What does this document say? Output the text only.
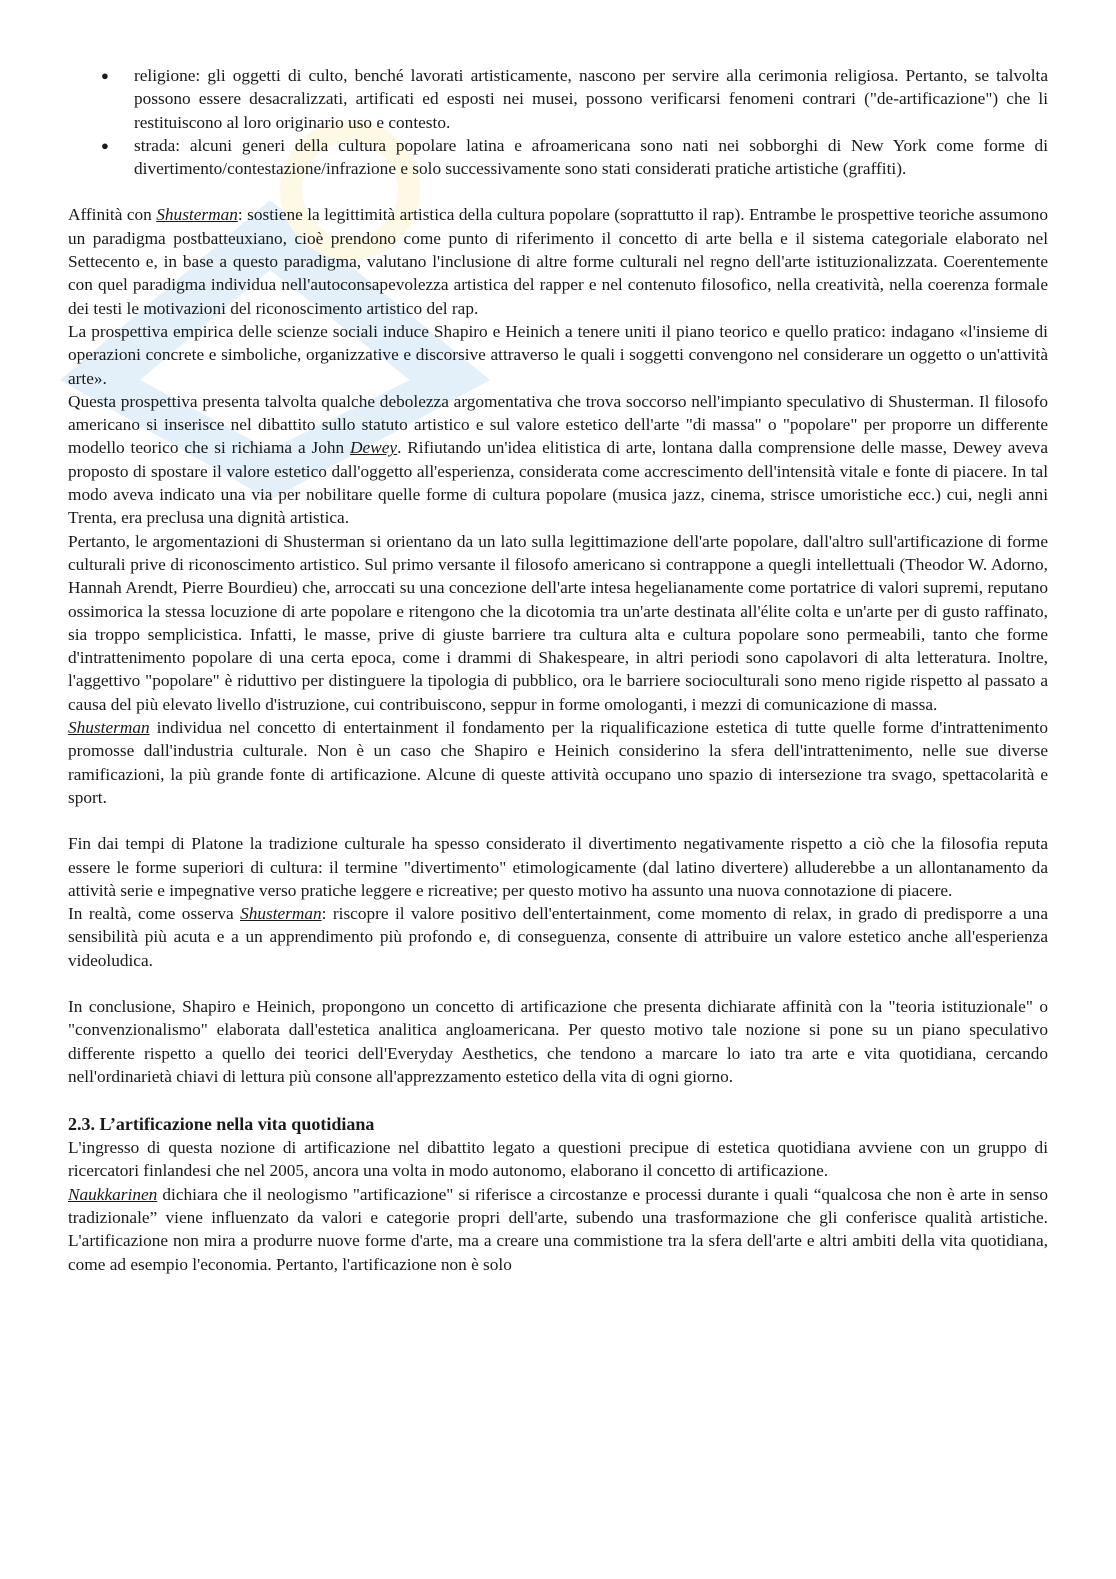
● religione: gli oggetti di culto, benché lavorati artisticamente, nascono per servire alla cerimonia religiosa. Pertanto, se talvolta possono essere desacralizzati, artificati ed esposti nei musei, possono verificarsi fenomeni contrari ("de-artificazione") che li restituiscono al loro originario uso e contesto.
● strada: alcuni generi della cultura popolare latina e afroamericana sono nati nei sobborghi di New York come forme di divertimento/contestazione/infrazione e solo successivamente sono stati considerati pratiche artistiche (graffiti).

Affinità con Shusterman: sostiene la legittimità artistica della cultura popolare (soprattutto il rap). Entrambe le prospettive teoriche assumono un paradigma postbatteuxiano, cioè prendono come punto di riferimento il concetto di arte bella e il sistema categoriale elaborato nel Settecento e, in base a questo paradigma, valutano l'inclusione di altre forme culturali nel regno dell'arte istituzionalizzata. Coerentemente con quel paradigma individua nell'autoconsapevolezza artistica del rapper e nel contenuto filosofico, nella creatività, nella coerenza formale dei testi le motivazioni del riconoscimento artistico del rap.

La prospettiva empirica delle scienze sociali induce Shapiro e Heinich a tenere uniti il piano teorico e quello pratico: indagano «l'insieme di operazioni concrete e simboliche, organizzative e discorsive attraverso le quali i soggetti convengono nel considerare un oggetto o un'attività arte».

Questa prospettiva presenta talvolta qualche debolezza argomentativa che trova soccorso nell'impianto speculativo di Shusterman. Il filosofo americano si inserisce nel dibattito sullo statuto artistico e sul valore estetico dell'arte "di massa" o "popolare" per proporre un differente modello teorico che si richiama a John Dewey. Rifiutando un'idea elitistica di arte, lontana dalla comprensione delle masse, Dewey aveva proposto di spostare il valore estetico dall'oggetto all'esperienza, considerata come accrescimento dell'intensità vitale e fonte di piacere. In tal modo aveva indicato una via per nobilitare quelle forme di cultura popolare (musica jazz, cinema, strisce umoristiche ecc.) cui, negli anni Trenta, era preclusa una dignità artistica.

Pertanto, le argomentazioni di Shusterman si orientano da un lato sulla legittimazione dell'arte popolare, dall'altro sull'artificazione di forme culturali prive di riconoscimento artistico. Sul primo versante il filosofo americano si contrappone a quegli intellettuali (Theodor W. Adorno, Hannah Arendt, Pierre Bourdieu) che, arroccati su una concezione dell'arte intesa hegelianamente come portatrice di valori supremi, reputano ossimorica la stessa locuzione di arte popolare e ritengono che la dicotomia tra un'arte destinata all'élite colta e un'arte per di gusto raffinato, sia troppo semplicistica. Infatti, le masse, prive di giuste barriere tra cultura alta e cultura popolare sono permeabili, tanto che forme d'intrattenimento popolare di una certa epoca, come i drammi di Shakespeare, in altri periodi sono capolavori di alta letteratura. Inoltre, l'aggettivo "popolare" è riduttivo per distinguere la tipologia di pubblico, ora le barriere socioculturali sono meno rigide rispetto al passato a causa del più elevato livello d'istruzione, cui contribuiscono, seppur in forme omologanti, i mezzi di comunicazione di massa.

Shusterman individua nel concetto di entertainment il fondamento per la riqualificazione estetica di tutte quelle forme d'intrattenimento promosse dall'industria culturale. Non è un caso che Shapiro e Heinich considerino la sfera dell'intrattenimento, nelle sue diverse ramificazioni, la più grande fonte di artificazione. Alcune di queste attività occupano uno spazio di intersezione tra svago, spettacolarità e sport.

Fin dai tempi di Platone la tradizione culturale ha spesso considerato il divertimento negativamente rispetto a ciò che la filosofia reputa essere le forme superiori di cultura: il termine "divertimento" etimologicamente (dal latino divertere) alluderebbe a un allontanamento da attività serie e impegnative verso pratiche leggere e ricreative; per questo motivo ha assunto una nuova connotazione di piacere.

In realtà, come osserva Shusterman: riscopre il valore positivo dell'entertainment, come momento di relax, in grado di predisporre a una sensibilità più acuta e a un apprendimento più profondo e, di conseguenza, consente di attribuire un valore estetico anche all'esperienza videoludica.

In conclusione, Shapiro e Heinich, propongono un concetto di artificazione che presenta dichiarate affinità con la "teoria istituzionale" o "convenzionalismo" elaborata dall'estetica analitica angloamericana. Per questo motivo tale nozione si pone su un piano speculativo differente rispetto a quello dei teorici dell'Everyday Aesthetics, che tendono a marcare lo iato tra arte e vita quotidiana, cercando nell'ordinarietà chiavi di lettura più consone all'apprezzamento estetico della vita di ogni giorno.

2.3. L’artificazione nella vita quotidiana

L'ingresso di questa nozione di artificazione nel dibattito legato a questioni precipue di estetica quotidiana avviene con un gruppo di ricercatori finlandesi che nel 2005, ancora una volta in modo autonomo, elaborano il concetto di artificazione.

Naukkarinen dichiara che il neologismo "artificazione" si riferisce a circostanze e processi durante i quali “qualcosa che non è arte in senso tradizionale” viene influenzato da valori e categorie propri dell'arte, subendo una trasformazione che gli conferisce qualità artistiche. L'artificazione non mira a produrre nuove forme d'arte, ma a creare una commistione tra la sfera dell'arte e altri ambiti della vita quotidiana, come ad esempio l'economia. Pertanto, l'artificazione non è solo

--------------------

Task directions: Lines that include the word "quello" are to be extracted from the data above.

Exercise solution:
La prospettiva empirica delle scienze sociali induce Shapiro e Heinich a tenere uniti il piano teorico e quello pratico: indagano «l'insieme di operazioni concrete e simboliche, organizzative e discorsive attraverso le quali i soggetti convengono nel considerare un oggetto o un'attività arte».
In conclusione, Shapiro e Heinich, propongono un concetto di artificazione che presenta dichiarate affinità con la "teoria istituzionale" o "convenzionalismo" elaborata dall'estetica analitica angloamericana. Per questo motivo tale nozione si pone su un piano speculativo differente rispetto a quello dei teorici dell'Everyday Aesthetics, che tendono a marcare lo iato tra arte e vita quotidiana, cercando nell'ordinarietà chiavi di lettura più consone all'apprezzamento estetico della vita di ogni giorno.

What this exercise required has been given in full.